What is needed:
In the forum post about per-datapoint gradients, reproduce the passage that runs from "Isn’t the objective" up to and including "allocations: 2.62 MiB)".

## Start Excerpt provided

Yes, I’m aware that map_grad and mean_batch_grad can return essentially the same thing if we sum over the outputs of map_grad.
In the end, I want M gradients with respect to the same parameter but different datapoints. I want to perform operations on the M gradients other than summing / averaging them. For example, I would like to compute the sum of outer products (sum(first(destructure(g))*transpose(first(destructure(g))) for g in map_grad(m, xs)]).
Isn’t the objective in my example already doing what you suggest? Unless you mean that map_grad and mean_batch_grad can be made equally fast by specializing map_grad to compute only the average/sum gradient. Again, this is not what I am after. I just want a way to compute gradients with respect to a parameter but with different individual datapoints in a way that scales better than looping and calculating each gradient independently.
Edit: looking at the post you linked and the other comments, are you saying broadcasting could be faster than mapping? Unfortunately, it is not much faster than map.
m = Chain(Dense(10, 32), Dense(32, 32), Dense(32, 10))
xs = randn(Float32, (10, 256))
function broad_grad(m, xs)
xs = [xs[:,i] for i = 1:size(xs, 2)]
Flux.gradient.([m -> sum(m(x)) for x in xs], [m for x in xs])
end
@btime broad_grad(m, xs);
# 2.327 ms (14606 allocations: 2.62 MiB)

## End Excerpt provided
## Start Listing

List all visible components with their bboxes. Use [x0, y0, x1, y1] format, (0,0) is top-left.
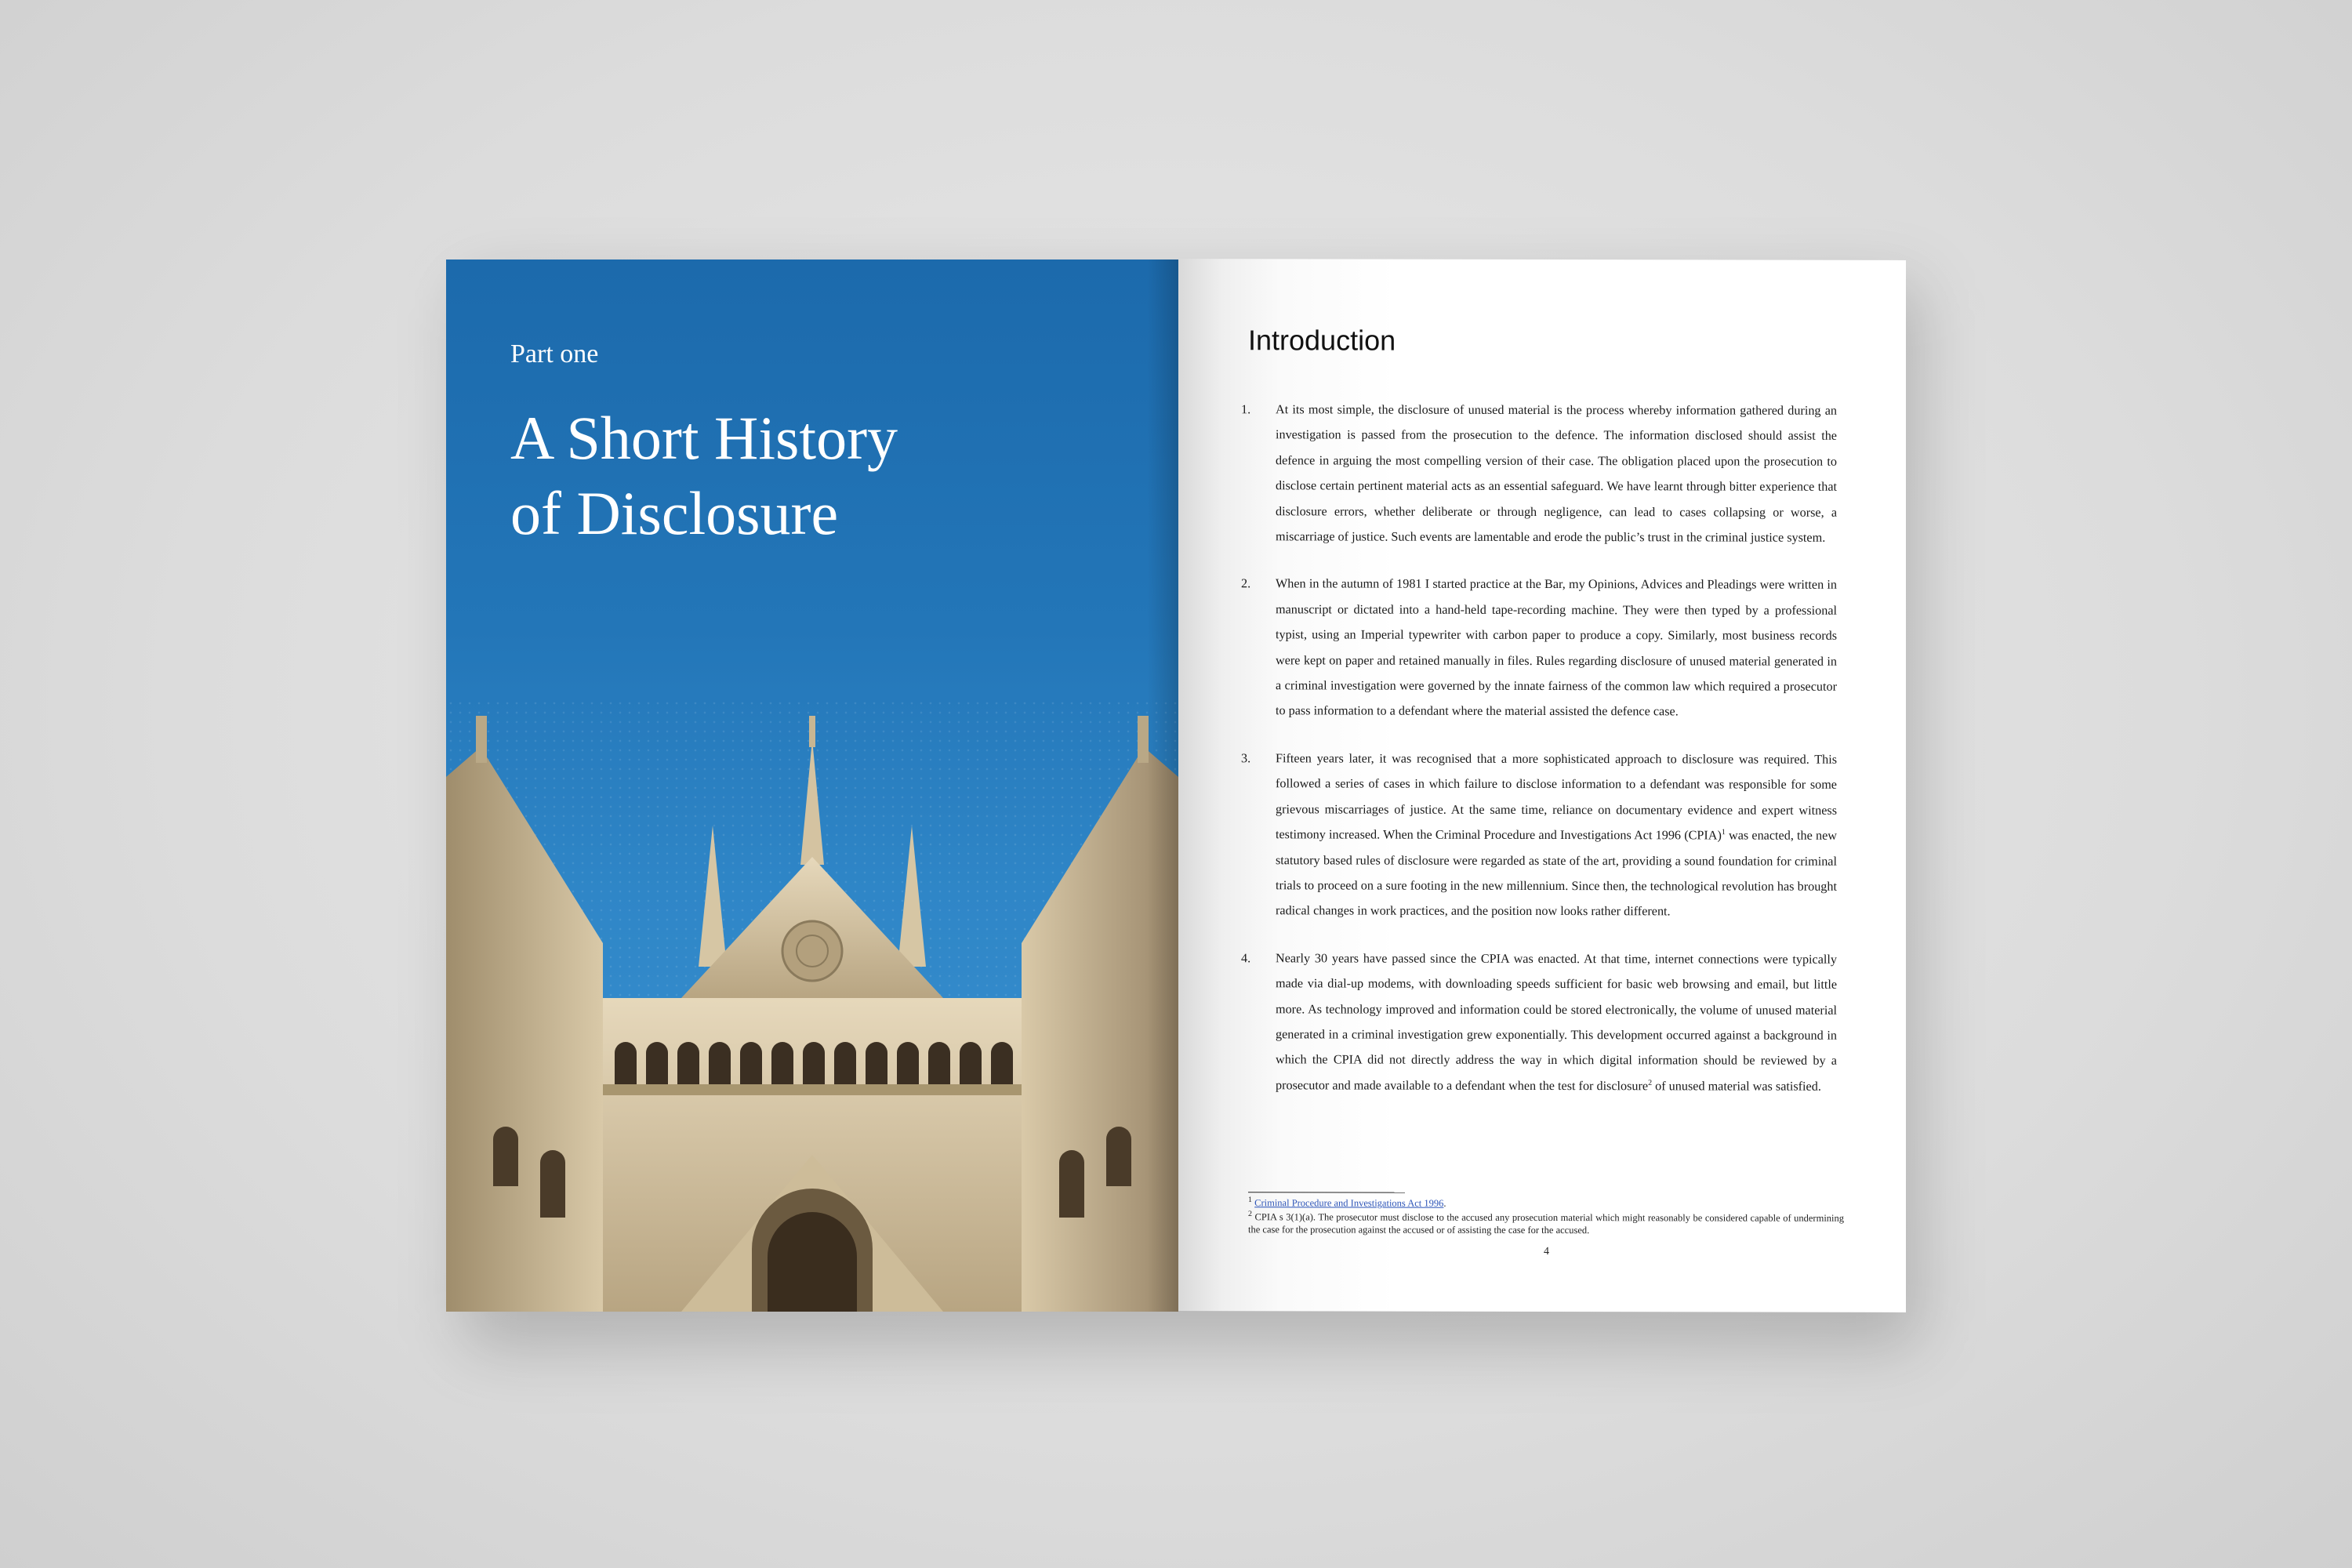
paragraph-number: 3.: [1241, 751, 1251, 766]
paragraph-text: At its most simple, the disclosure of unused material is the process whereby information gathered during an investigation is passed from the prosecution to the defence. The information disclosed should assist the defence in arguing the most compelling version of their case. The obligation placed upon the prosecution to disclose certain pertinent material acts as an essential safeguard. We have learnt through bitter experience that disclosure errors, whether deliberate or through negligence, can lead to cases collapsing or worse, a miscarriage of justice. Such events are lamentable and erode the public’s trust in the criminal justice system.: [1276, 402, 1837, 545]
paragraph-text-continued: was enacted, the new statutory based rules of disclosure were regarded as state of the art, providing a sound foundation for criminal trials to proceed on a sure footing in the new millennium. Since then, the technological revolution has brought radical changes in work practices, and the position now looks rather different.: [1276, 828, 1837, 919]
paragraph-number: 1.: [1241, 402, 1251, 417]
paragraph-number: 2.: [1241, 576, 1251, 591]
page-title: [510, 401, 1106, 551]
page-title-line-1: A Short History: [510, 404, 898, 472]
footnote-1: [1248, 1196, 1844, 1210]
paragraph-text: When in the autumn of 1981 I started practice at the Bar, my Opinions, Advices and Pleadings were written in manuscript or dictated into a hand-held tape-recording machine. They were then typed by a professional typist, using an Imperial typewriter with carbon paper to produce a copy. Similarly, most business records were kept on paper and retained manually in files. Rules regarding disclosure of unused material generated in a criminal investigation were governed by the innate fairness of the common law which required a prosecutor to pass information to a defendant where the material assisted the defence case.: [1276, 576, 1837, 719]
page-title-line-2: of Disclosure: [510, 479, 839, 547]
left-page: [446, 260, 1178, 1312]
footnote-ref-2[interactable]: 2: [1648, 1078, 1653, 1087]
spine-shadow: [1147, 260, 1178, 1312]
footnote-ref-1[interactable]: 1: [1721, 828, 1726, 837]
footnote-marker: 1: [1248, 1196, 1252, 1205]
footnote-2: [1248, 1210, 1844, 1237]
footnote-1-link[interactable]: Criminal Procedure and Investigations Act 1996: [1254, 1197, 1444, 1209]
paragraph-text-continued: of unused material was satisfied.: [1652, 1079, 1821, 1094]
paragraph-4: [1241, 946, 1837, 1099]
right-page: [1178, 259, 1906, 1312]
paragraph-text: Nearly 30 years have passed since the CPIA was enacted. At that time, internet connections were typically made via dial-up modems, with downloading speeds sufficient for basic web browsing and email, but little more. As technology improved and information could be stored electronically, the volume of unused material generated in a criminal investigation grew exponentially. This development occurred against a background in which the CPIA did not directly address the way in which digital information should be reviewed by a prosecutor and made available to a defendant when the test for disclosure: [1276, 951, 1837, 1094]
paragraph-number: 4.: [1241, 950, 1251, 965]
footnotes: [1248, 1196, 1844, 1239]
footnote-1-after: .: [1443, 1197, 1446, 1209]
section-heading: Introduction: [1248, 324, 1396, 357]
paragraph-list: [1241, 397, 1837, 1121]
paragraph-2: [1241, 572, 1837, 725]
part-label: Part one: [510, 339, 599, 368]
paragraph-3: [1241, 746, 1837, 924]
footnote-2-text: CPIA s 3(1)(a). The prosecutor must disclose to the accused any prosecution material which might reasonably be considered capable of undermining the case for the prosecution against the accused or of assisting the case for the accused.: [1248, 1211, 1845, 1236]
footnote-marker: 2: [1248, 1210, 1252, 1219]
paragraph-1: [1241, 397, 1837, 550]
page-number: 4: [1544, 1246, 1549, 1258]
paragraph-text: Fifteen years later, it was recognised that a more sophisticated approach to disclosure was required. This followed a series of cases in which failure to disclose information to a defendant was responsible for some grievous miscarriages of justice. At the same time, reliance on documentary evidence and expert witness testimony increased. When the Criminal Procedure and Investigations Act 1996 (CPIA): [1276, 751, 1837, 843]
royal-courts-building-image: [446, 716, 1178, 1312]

## End Listing

Result for this task:
Isn’t the objective in my example already doing what you suggest? Unless you mean that map_grad and mean_batch_grad can be made equally fast by specializing map_grad to compute only the average/sum gradient. Again, this is not what I am after. I just want a way to compute gradients with respect to a parameter but with different individual datapoints in a way that scales better than looping and calculating each gradient independently.
Edit: looking at the post you linked and the other comments, are you saying broadcasting could be faster than mapping? Unfortunately, it is not much faster than map.
m = Chain(Dense(10, 32), Dense(32, 32), Dense(32, 10))
xs = randn(Float32, (10, 256))
function broad_grad(m, xs)
xs = [xs[:,i] for i = 1:size(xs, 2)]
Flux.gradient.([m -> sum(m(x)) for x in xs], [m for x in xs])
end
@btime broad_grad(m, xs);
# 2.327 ms (14606 allocations: 2.62 MiB)